#### TASK BRIEF:
In the material below, find every line with "Luar" and pull it out.

#### EXCERPTED DATA:

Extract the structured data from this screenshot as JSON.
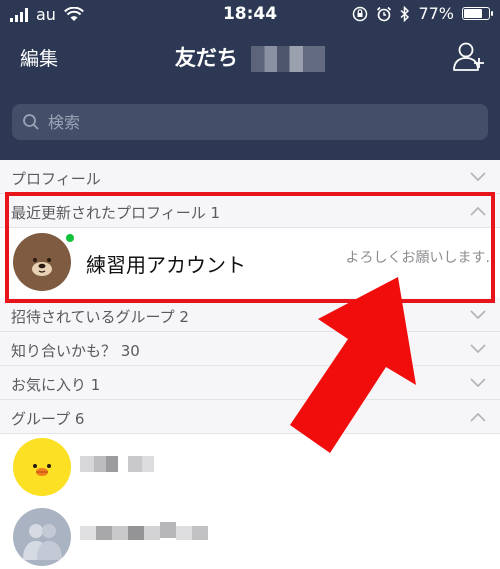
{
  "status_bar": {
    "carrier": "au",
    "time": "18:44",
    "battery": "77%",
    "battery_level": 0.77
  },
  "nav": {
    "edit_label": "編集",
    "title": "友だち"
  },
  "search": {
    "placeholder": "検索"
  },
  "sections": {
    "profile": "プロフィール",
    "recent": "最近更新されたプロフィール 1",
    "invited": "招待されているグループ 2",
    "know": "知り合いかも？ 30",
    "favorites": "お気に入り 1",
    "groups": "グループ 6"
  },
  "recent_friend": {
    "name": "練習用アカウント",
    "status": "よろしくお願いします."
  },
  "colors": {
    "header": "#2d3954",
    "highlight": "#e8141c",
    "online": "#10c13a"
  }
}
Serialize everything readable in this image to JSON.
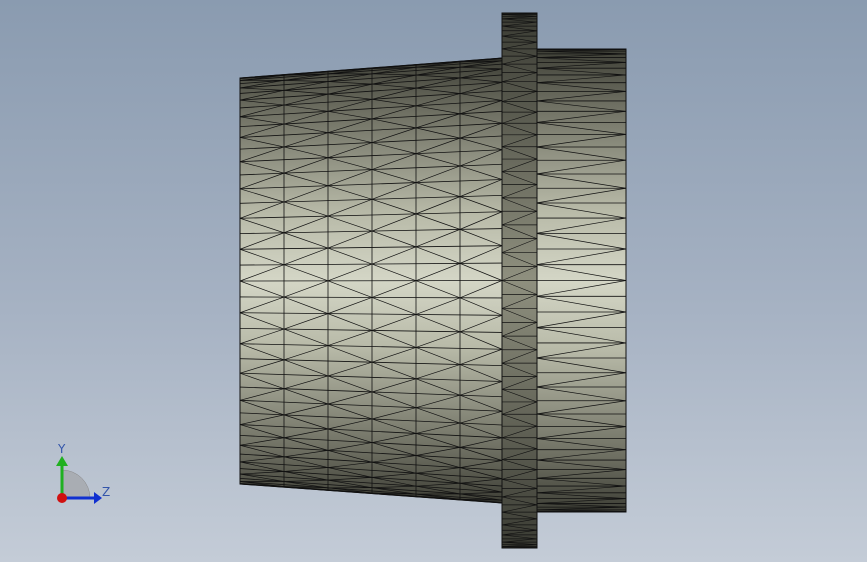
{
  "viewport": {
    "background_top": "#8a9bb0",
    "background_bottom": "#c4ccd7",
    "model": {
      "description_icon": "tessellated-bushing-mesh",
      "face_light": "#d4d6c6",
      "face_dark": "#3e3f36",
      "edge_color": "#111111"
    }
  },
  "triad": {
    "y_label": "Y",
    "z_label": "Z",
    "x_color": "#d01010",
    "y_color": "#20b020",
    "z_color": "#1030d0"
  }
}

---

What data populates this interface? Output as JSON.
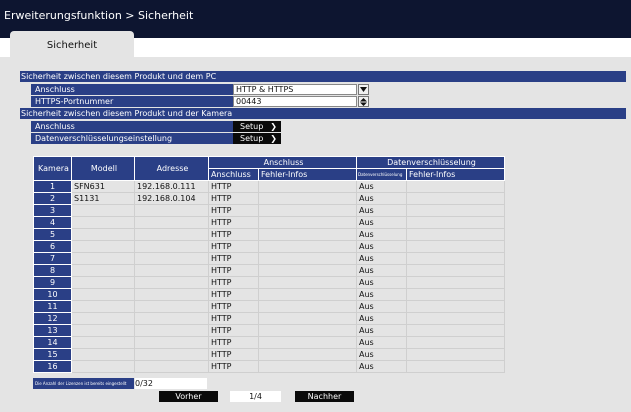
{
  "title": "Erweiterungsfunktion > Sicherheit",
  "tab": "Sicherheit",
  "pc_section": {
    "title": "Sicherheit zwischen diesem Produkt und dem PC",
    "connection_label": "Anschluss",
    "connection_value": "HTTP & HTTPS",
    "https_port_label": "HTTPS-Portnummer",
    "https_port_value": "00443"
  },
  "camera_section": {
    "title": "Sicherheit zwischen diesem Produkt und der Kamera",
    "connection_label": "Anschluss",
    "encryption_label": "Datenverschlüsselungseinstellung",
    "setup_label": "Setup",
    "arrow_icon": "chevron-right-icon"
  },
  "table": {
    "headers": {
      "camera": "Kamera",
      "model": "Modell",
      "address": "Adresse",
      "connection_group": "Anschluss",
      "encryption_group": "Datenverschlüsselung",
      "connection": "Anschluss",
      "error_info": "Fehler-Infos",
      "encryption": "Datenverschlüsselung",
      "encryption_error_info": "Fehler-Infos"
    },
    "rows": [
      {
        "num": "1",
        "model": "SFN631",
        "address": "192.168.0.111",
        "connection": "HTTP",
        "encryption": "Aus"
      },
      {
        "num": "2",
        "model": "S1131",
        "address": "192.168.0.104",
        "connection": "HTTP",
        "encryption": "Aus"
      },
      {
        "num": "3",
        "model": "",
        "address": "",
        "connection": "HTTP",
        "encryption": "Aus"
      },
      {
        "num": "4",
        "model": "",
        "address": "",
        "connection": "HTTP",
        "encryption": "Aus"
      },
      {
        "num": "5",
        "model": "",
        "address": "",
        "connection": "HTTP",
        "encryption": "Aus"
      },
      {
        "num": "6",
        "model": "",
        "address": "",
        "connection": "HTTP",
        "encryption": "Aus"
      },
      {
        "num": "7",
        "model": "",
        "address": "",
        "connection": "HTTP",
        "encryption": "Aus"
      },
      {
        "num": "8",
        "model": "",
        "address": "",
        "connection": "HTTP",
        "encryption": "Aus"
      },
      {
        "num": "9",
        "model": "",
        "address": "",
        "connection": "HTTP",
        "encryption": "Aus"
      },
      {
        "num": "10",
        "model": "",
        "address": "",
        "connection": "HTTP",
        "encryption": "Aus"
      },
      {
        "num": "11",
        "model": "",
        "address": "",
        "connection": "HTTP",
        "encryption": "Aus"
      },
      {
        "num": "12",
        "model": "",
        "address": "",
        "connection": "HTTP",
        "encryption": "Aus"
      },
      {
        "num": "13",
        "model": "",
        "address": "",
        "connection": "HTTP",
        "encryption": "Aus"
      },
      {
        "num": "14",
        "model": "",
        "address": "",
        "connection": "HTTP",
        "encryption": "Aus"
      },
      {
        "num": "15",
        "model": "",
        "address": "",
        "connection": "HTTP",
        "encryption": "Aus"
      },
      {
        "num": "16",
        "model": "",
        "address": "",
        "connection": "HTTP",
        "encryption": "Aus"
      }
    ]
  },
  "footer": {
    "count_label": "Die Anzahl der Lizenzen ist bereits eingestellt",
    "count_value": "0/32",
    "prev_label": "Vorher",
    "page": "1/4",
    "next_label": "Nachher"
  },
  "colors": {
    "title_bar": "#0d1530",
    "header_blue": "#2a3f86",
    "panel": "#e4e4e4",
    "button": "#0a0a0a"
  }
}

...

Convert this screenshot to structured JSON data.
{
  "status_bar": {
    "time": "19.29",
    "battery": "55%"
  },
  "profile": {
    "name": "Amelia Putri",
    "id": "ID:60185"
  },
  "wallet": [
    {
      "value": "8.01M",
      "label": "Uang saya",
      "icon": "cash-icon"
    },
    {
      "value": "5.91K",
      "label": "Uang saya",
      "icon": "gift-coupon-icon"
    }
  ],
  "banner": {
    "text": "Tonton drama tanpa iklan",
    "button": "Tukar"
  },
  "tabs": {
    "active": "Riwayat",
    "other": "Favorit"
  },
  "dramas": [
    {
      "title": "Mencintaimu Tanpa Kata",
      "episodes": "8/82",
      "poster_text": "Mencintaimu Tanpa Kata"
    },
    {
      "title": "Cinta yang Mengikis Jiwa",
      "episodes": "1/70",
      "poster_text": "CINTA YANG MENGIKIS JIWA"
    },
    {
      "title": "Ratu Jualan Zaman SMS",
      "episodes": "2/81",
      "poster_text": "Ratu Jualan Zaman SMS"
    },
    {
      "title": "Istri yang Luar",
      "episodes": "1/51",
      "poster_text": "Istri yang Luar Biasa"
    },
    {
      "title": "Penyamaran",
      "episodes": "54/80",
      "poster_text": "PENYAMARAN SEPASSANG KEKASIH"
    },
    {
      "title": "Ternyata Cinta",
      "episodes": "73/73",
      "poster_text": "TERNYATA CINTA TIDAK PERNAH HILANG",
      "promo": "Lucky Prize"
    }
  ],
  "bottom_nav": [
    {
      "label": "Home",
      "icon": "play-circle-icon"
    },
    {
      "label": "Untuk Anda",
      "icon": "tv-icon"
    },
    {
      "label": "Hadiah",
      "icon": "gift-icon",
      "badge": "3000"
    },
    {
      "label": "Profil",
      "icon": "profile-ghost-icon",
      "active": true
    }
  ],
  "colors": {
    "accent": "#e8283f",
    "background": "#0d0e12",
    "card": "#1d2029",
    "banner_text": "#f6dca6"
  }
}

#### WRITTEN ANSWER:
      "title": "Istri yang Luar",
      "poster_text": "Istri yang Luar Biasa"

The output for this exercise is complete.